Saved entries
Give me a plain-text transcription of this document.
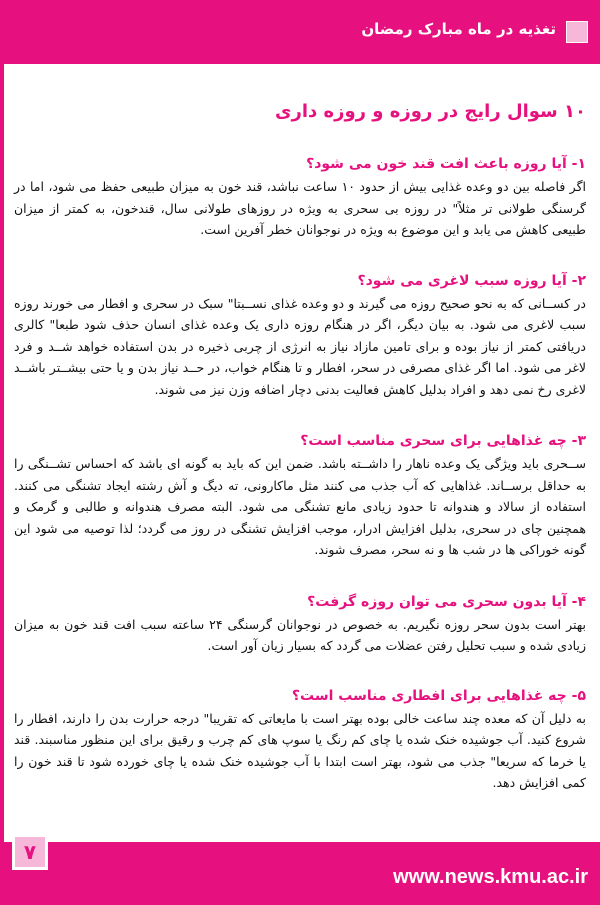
تغذیه در ماه مبارک رمضان
۱۰ سوال رایج در روزه و روزه داری
۱- آیا روزه باعث افت قند خون می شود؟

اگر فاصله بین دو وعده غذایی بیش از حدود ۱۰ ساعت نباشد، قند خون به میزان طبیعی حفظ می شود، اما در گرسنگی طولانی تر مثلاً" در روزه بی سحری به ویژه در روزهای طولانی سال، قندخون، به کمتر از میزان طبیعی کاهش می یابد و این موضوع به ویژه در نوجوانان خطر آفرین است.

۲- آیا روزه سبب لاغری می شود؟

در کســانی که به نحو صحیح روزه می گیرند و دو وعده غذای نســبتا" سبک در سحری و افطار می خورند روزه سبب لاغری می شود. به بیان دیگر، اگر در هنگام روزه داری یک وعده غذای انسان حذف شود طبعا" کالری دریافتی کمتر از نیاز بوده و برای تامین مازاد نیاز به انرژی از چربی ذخیره در بدن استفاده خواهد شــد و فرد لاغر می شود. اما اگر غذای مصرفی در سحر، افطار و تا هنگام خواب، در حــد نیاز بدن و یا حتی بیشــتر باشــد لاغری رخ نمی دهد و افراد بدلیل کاهش فعالیت بدنی دچار اضافه وزن نیز می شوند.

۳- چه غذاهایی برای سحری مناسب است؟

ســحری باید ویژگی یک وعده ناهار را داشــته باشد. ضمن این که باید به گونه ای باشد که احساس تشــنگی را به حداقل برســاند. غذاهایی که آب جذب می کنند مثل ماکارونی، ته دیگ و آش رشته ایجاد تشنگی می کنند. استفاده از سالاد و هندوانه تا حدود زیادی مانع تشنگی می شود. البته مصرف هندوانه و طالبی و گرمک و همچنین چای در سحری، بدلیل افزایش ادرار، موجب افزایش تشنگی در روز می گردد؛ لذا توصیه می شود این گونه خوراکی ها در شب ها و نه سحر، مصرف شوند.

۴- آیا بدون سحری می توان روزه گرفت؟

بهتر است بدون سحر روزه نگیریم. به خصوص در نوجوانان گرسنگی ۲۴ ساعته سبب افت قند خون به میزان زیادی شده و سبب تحلیل رفتن عضلات می گردد که بسیار زیان آور است.

۵- چه غذاهایی برای افطاری مناسب است؟

به دلیل آن که معده چند ساعت خالی بوده بهتر است با مایعاتی که تقریبا" درجه حرارت بدن را دارند، افطار را شروع کنید. آب جوشیده خنک شده یا چای کم رنگ یا سوپ های کم چرب و رقیق برای این منظور مناسبند. قند یا خرما که سریعا" جذب می شود، بهتر است ابتدا با آب جوشیده خنک شده یا چای خورده شود تا قند خون را کمی افزایش دهد.

۷
www.news.kmu.ac.ir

Exercise goal — Copy out the whole listing exactly, and don't carry over any pictures.

Final answer —
Give me a plain-text transcription of this document.
تغذیه در ماه مبارک رمضان
۱۰ سوال رایج در روزه و روزه داری
۱- آیا روزه باعث افت قند خون می شود؟

اگر فاصله بین دو وعده غذایی بیش از حدود ۱۰ ساعت نباشد، قند خون به میزان طبیعی حفظ می شود، اما در گرسنگی طولانی تر مثلاً" در روزه بی سحری به ویژه در روزهای طولانی سال، قندخون، به کمتر از میزان طبیعی کاهش می یابد و این موضوع به ویژه در نوجوانان خطر آفرین است.

۲- آیا روزه سبب لاغری می شود؟

در کســانی که به نحو صحیح روزه می گیرند و دو وعده غذای نســبتا" سبک در سحری و افطار می خورند روزه سبب لاغری می شود. به بیان دیگر، اگر در هنگام روزه داری یک وعده غذای انسان حذف شود طبعا" کالری دریافتی کمتر از نیاز بوده و برای تامین مازاد نیاز به انرژی از چربی ذخیره در بدن استفاده خواهد شــد و فرد لاغر می شود. اما اگر غذای مصرفی در سحر، افطار و تا هنگام خواب، در حــد نیاز بدن و یا حتی بیشــتر باشــد لاغری رخ نمی دهد و افراد بدلیل کاهش فعالیت بدنی دچار اضافه وزن نیز می شوند.

۳- چه غذاهایی برای سحری مناسب است؟

ســحری باید ویژگی یک وعده ناهار را داشــته باشد. ضمن این که باید به گونه ای باشد که احساس تشــنگی را به حداقل برســاند. غذاهایی که آب جذب می کنند مثل ماکارونی، ته دیگ و آش رشته ایجاد تشنگی می کنند. استفاده از سالاد و هندوانه تا حدود زیادی مانع تشنگی می شود. البته مصرف هندوانه و طالبی و گرمک و همچنین چای در سحری، بدلیل افزایش ادرار، موجب افزایش تشنگی در روز می گردد؛ لذا توصیه می شود این گونه خوراکی ها در شب ها و نه سحر، مصرف شوند.

۴- آیا بدون سحری می توان روزه گرفت؟

بهتر است بدون سحر روزه نگیریم. به خصوص در نوجوانان گرسنگی ۲۴ ساعته سبب افت قند خون به میزان زیادی شده و سبب تحلیل رفتن عضلات می گردد که بسیار زیان آور است.

۵- چه غذاهایی برای افطاری مناسب است؟

به دلیل آن که معده چند ساعت خالی بوده بهتر است با مایعاتی که تقریبا" درجه حرارت بدن را دارند، افطار را شروع کنید. آب جوشیده خنک شده یا چای کم رنگ یا سوپ های کم چرب و رقیق برای این منظور مناسبند. قند یا خرما که سریعا" جذب می شود، بهتر است ابتدا با آب جوشیده خنک شده یا چای خورده شود تا قند خون را کمی افزایش دهد.

۷
www.news.kmu.ac.ir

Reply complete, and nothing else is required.